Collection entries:
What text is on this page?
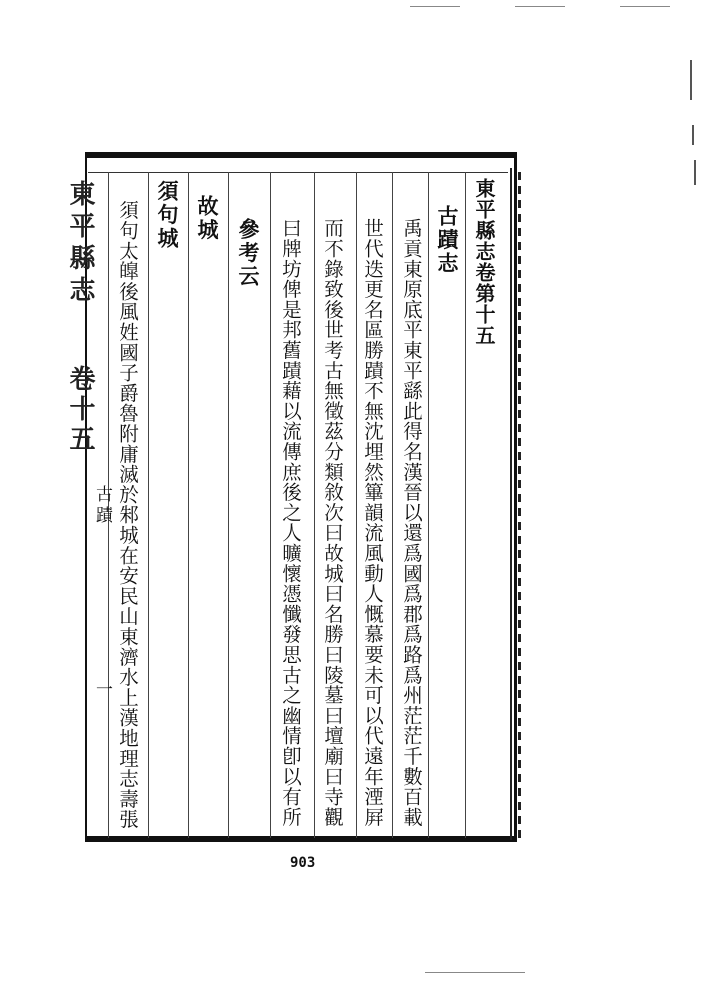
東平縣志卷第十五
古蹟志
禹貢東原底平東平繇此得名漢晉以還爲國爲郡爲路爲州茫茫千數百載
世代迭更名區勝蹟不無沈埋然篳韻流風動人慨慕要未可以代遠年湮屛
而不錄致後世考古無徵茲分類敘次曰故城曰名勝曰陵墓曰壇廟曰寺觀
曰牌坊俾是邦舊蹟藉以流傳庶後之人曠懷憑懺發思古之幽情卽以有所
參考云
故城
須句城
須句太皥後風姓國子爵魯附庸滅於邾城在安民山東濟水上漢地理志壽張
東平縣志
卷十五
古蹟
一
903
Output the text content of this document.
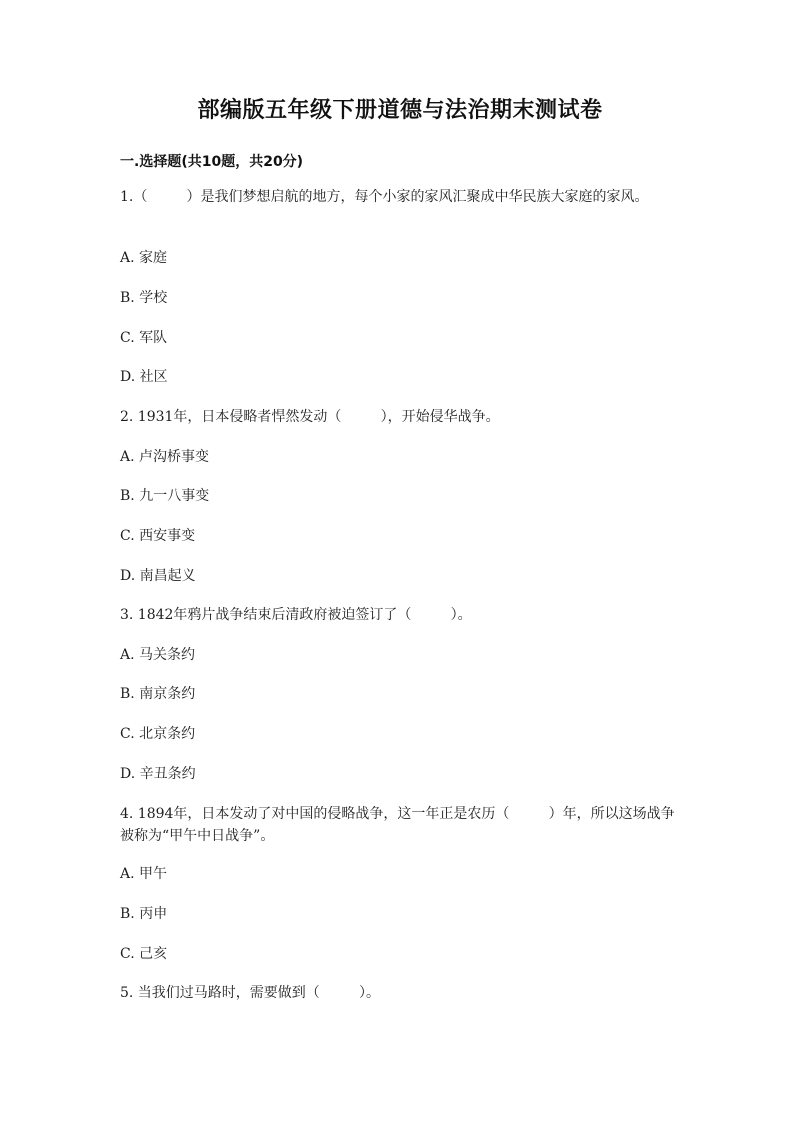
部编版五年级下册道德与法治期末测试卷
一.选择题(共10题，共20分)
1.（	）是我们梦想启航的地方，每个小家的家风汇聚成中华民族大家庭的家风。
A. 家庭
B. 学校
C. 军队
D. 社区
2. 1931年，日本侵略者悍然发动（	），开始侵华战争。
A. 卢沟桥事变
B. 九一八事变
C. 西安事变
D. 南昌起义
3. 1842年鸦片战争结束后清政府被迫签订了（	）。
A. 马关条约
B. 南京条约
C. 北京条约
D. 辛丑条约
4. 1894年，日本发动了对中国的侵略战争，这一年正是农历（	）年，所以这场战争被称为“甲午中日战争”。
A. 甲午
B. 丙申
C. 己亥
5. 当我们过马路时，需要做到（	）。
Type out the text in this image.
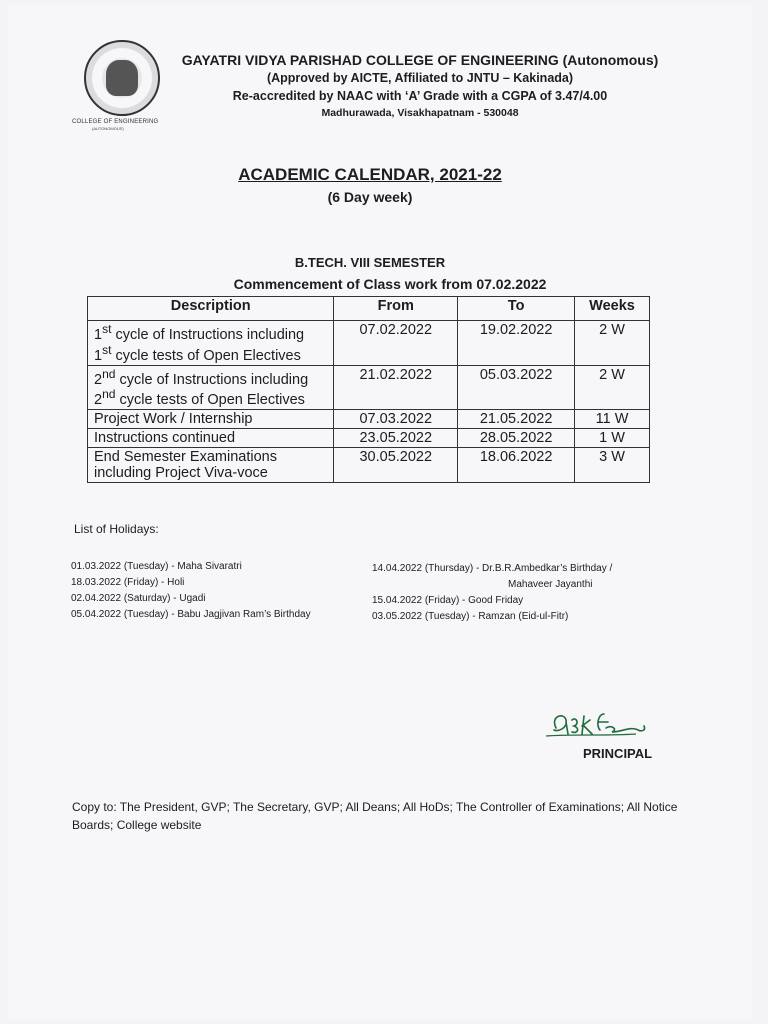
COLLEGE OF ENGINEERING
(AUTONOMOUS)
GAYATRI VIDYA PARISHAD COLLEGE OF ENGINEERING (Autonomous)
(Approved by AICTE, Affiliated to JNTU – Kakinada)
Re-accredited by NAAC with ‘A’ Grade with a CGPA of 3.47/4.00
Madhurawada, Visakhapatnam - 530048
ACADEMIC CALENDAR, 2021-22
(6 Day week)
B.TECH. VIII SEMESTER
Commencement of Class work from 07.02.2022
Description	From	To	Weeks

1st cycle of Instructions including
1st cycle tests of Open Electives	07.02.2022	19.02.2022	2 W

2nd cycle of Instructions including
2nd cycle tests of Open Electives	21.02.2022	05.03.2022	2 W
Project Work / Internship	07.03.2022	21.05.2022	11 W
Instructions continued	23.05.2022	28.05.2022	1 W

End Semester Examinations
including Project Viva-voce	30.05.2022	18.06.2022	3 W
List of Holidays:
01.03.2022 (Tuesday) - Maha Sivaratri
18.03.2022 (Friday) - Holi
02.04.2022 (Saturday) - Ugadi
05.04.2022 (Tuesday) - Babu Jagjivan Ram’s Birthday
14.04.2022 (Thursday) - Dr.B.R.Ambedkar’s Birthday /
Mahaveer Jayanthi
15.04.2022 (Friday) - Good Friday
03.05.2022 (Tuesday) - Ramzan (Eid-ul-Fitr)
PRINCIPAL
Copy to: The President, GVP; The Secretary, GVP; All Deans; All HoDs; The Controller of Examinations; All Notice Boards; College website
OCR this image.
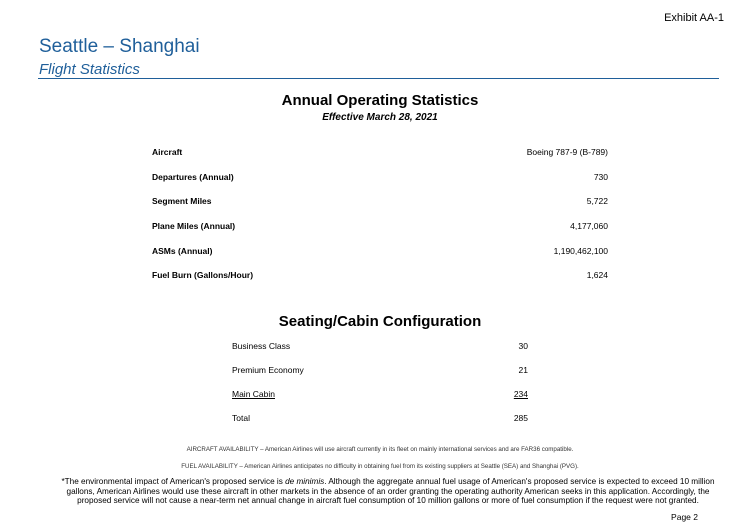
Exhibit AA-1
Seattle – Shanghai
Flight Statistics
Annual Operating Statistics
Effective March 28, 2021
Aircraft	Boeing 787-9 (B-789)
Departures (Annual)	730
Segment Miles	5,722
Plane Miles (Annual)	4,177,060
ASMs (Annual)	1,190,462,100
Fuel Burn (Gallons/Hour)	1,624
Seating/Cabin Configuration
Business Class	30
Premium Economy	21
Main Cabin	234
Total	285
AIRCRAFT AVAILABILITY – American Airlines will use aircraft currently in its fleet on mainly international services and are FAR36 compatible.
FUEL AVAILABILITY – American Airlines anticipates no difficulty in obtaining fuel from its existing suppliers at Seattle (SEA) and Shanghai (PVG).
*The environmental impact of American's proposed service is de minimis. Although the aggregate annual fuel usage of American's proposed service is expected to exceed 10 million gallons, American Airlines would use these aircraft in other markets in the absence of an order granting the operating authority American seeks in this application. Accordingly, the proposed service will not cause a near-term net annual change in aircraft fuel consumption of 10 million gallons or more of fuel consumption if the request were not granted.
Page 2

Problem details →
Wherever "Shanghai" shows up in a line, copy that line.

Completed exercise →
Seattle – Shanghai
FUEL AVAILABILITY – American Airlines anticipates no difficulty in obtaining fuel from its existing suppliers at Seattle (SEA) and Shanghai (PVG).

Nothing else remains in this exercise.